Retype the records below exactly as they appear, but leave out any pictures.

(Figure record extracts)
== == ==

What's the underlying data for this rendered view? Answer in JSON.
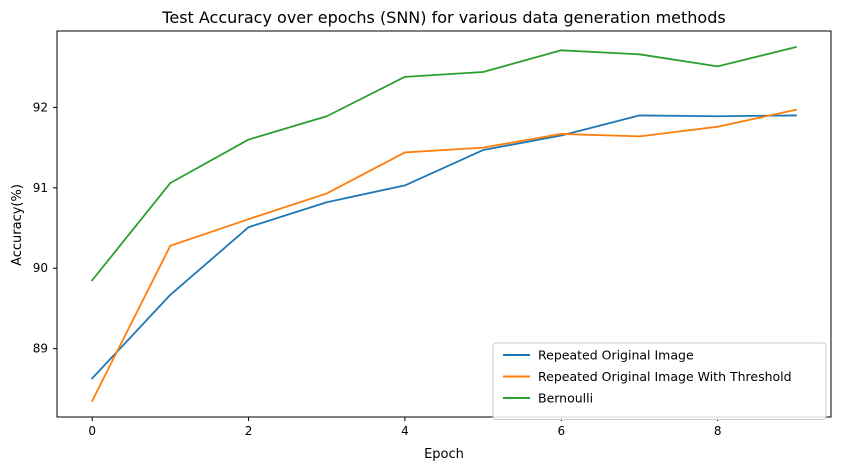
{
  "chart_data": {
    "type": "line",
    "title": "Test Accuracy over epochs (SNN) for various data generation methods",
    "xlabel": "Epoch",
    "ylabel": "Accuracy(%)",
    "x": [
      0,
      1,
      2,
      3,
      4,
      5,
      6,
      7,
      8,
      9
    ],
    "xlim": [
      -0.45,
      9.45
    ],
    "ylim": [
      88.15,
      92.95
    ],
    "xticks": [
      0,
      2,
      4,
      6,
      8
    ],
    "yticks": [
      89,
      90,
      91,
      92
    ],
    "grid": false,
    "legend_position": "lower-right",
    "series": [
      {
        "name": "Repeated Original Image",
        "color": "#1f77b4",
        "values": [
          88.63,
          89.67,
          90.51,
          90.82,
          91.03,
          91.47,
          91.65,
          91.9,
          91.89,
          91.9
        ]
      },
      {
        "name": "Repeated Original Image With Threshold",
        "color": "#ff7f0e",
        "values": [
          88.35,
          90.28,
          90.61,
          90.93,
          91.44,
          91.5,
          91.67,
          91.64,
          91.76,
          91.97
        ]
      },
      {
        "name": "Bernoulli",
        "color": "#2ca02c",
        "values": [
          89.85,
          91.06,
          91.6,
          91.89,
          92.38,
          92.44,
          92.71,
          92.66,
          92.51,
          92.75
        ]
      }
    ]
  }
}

== == ==

▶ [RESPONSE TO THE TASK]:
What's the underlying data for this rendered view? Answer in JSON.
{
  "chart_data": {
    "type": "line",
    "title": "Test Accuracy over epochs (SNN) for various data generation methods",
    "xlabel": "Epoch",
    "ylabel": "Accuracy(%)",
    "x": [
      0,
      1,
      2,
      3,
      4,
      5,
      6,
      7,
      8,
      9
    ],
    "xlim": [
      -0.45,
      9.45
    ],
    "ylim": [
      88.15,
      92.95
    ],
    "xticks": [
      0,
      2,
      4,
      6,
      8
    ],
    "yticks": [
      89,
      90,
      91,
      92
    ],
    "grid": false,
    "legend_position": "lower-right",
    "series": [
      {
        "name": "Repeated Original Image",
        "color": "#1f77b4",
        "values": [
          88.63,
          89.67,
          90.51,
          90.82,
          91.03,
          91.47,
          91.65,
          91.9,
          91.89,
          91.9
        ]
      },
      {
        "name": "Repeated Original Image With Threshold",
        "color": "#ff7f0e",
        "values": [
          88.35,
          90.28,
          90.61,
          90.93,
          91.44,
          91.5,
          91.67,
          91.64,
          91.76,
          91.97
        ]
      },
      {
        "name": "Bernoulli",
        "color": "#2ca02c",
        "values": [
          89.85,
          91.06,
          91.6,
          91.89,
          92.38,
          92.44,
          92.71,
          92.66,
          92.51,
          92.75
        ]
      }
    ]
  }
}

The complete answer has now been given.